▸ **TASK STATEMENT**: Reproduce each line exactly. Skip none.

▸ **INFORMATION SUPPLIED**:
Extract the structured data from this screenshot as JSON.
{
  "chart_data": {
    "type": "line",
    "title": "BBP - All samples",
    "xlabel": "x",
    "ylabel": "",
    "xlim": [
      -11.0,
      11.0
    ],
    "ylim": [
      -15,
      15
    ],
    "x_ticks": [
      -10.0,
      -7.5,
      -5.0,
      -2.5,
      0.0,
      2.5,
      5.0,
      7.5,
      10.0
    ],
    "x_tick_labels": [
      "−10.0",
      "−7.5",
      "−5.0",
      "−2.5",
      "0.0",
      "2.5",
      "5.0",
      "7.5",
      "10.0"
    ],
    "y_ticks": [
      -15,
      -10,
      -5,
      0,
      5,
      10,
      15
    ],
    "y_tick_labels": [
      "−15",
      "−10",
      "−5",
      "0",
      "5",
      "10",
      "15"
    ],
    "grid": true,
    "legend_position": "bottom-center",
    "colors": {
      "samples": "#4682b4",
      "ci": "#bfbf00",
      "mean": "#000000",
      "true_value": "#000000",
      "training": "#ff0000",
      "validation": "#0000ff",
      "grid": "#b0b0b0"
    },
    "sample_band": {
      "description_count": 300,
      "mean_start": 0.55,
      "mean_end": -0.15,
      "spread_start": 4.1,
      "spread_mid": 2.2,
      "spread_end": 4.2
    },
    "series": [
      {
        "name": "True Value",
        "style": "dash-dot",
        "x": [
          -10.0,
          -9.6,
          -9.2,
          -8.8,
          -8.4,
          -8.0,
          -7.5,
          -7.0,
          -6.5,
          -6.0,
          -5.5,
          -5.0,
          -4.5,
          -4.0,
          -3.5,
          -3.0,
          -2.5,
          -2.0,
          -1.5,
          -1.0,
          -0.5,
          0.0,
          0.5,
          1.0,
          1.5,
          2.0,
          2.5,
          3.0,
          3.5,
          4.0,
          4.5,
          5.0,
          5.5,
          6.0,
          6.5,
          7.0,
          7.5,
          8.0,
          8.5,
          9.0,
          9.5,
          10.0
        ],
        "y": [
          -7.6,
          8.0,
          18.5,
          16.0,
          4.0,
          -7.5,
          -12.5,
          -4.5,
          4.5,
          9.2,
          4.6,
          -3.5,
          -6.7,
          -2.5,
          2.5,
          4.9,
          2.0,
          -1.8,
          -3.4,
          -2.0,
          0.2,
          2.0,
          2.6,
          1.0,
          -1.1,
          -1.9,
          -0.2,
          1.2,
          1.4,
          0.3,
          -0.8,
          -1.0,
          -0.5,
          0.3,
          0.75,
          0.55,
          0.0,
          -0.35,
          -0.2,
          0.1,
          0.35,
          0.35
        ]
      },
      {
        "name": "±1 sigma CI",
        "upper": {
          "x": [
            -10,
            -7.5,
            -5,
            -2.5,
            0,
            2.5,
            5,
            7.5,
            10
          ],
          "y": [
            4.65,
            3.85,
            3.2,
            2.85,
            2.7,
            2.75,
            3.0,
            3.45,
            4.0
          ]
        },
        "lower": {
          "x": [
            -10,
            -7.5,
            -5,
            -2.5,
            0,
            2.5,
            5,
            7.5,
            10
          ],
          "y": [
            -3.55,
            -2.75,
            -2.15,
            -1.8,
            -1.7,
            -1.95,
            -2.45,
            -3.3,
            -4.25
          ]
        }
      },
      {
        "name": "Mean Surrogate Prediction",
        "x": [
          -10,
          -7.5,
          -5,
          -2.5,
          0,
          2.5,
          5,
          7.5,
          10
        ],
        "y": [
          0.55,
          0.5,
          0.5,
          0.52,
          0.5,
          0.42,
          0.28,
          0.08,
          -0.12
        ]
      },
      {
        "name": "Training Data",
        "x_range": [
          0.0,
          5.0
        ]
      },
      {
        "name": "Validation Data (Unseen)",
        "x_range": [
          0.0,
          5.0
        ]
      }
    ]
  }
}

▸ **OUTPUT FOR THIS TASK**:
Extract the structured data from this screenshot as JSON.
{
  "chart_data": {
    "type": "line",
    "title": "BBP - All samples",
    "xlabel": "x",
    "ylabel": "",
    "xlim": [
      -11.0,
      11.0
    ],
    "ylim": [
      -15,
      15
    ],
    "x_ticks": [
      -10.0,
      -7.5,
      -5.0,
      -2.5,
      0.0,
      2.5,
      5.0,
      7.5,
      10.0
    ],
    "x_tick_labels": [
      "−10.0",
      "−7.5",
      "−5.0",
      "−2.5",
      "0.0",
      "2.5",
      "5.0",
      "7.5",
      "10.0"
    ],
    "y_ticks": [
      -15,
      -10,
      -5,
      0,
      5,
      10,
      15
    ],
    "y_tick_labels": [
      "−15",
      "−10",
      "−5",
      "0",
      "5",
      "10",
      "15"
    ],
    "grid": true,
    "legend_position": "bottom-center",
    "colors": {
      "samples": "#4682b4",
      "ci": "#bfbf00",
      "mean": "#000000",
      "true_value": "#000000",
      "training": "#ff0000",
      "validation": "#0000ff",
      "grid": "#b0b0b0"
    },
    "sample_band": {
      "description_count": 300,
      "mean_start": 0.55,
      "mean_end": -0.15,
      "spread_start": 4.1,
      "spread_mid": 2.2,
      "spread_end": 4.2
    },
    "series": [
      {
        "name": "True Value",
        "style": "dash-dot",
        "x": [
          -10.0,
          -9.6,
          -9.2,
          -8.8,
          -8.4,
          -8.0,
          -7.5,
          -7.0,
          -6.5,
          -6.0,
          -5.5,
          -5.0,
          -4.5,
          -4.0,
          -3.5,
          -3.0,
          -2.5,
          -2.0,
          -1.5,
          -1.0,
          -0.5,
          0.0,
          0.5,
          1.0,
          1.5,
          2.0,
          2.5,
          3.0,
          3.5,
          4.0,
          4.5,
          5.0,
          5.5,
          6.0,
          6.5,
          7.0,
          7.5,
          8.0,
          8.5,
          9.0,
          9.5,
          10.0
        ],
        "y": [
          -7.6,
          8.0,
          18.5,
          16.0,
          4.0,
          -7.5,
          -12.5,
          -4.5,
          4.5,
          9.2,
          4.6,
          -3.5,
          -6.7,
          -2.5,
          2.5,
          4.9,
          2.0,
          -1.8,
          -3.4,
          -2.0,
          0.2,
          2.0,
          2.6,
          1.0,
          -1.1,
          -1.9,
          -0.2,
          1.2,
          1.4,
          0.3,
          -0.8,
          -1.0,
          -0.5,
          0.3,
          0.75,
          0.55,
          0.0,
          -0.35,
          -0.2,
          0.1,
          0.35,
          0.35
        ]
      },
      {
        "name": "±1 sigma CI",
        "upper": {
          "x": [
            -10,
            -7.5,
            -5,
            -2.5,
            0,
            2.5,
            5,
            7.5,
            10
          ],
          "y": [
            4.65,
            3.85,
            3.2,
            2.85,
            2.7,
            2.75,
            3.0,
            3.45,
            4.0
          ]
        },
        "lower": {
          "x": [
            -10,
            -7.5,
            -5,
            -2.5,
            0,
            2.5,
            5,
            7.5,
            10
          ],
          "y": [
            -3.55,
            -2.75,
            -2.15,
            -1.8,
            -1.7,
            -1.95,
            -2.45,
            -3.3,
            -4.25
          ]
        }
      },
      {
        "name": "Mean Surrogate Prediction",
        "x": [
          -10,
          -7.5,
          -5,
          -2.5,
          0,
          2.5,
          5,
          7.5,
          10
        ],
        "y": [
          0.55,
          0.5,
          0.5,
          0.52,
          0.5,
          0.42,
          0.28,
          0.08,
          -0.12
        ]
      },
      {
        "name": "Training Data",
        "x_range": [
          0.0,
          5.0
        ]
      },
      {
        "name": "Validation Data (Unseen)",
        "x_range": [
          0.0,
          5.0
        ]
      }
    ]
  }
}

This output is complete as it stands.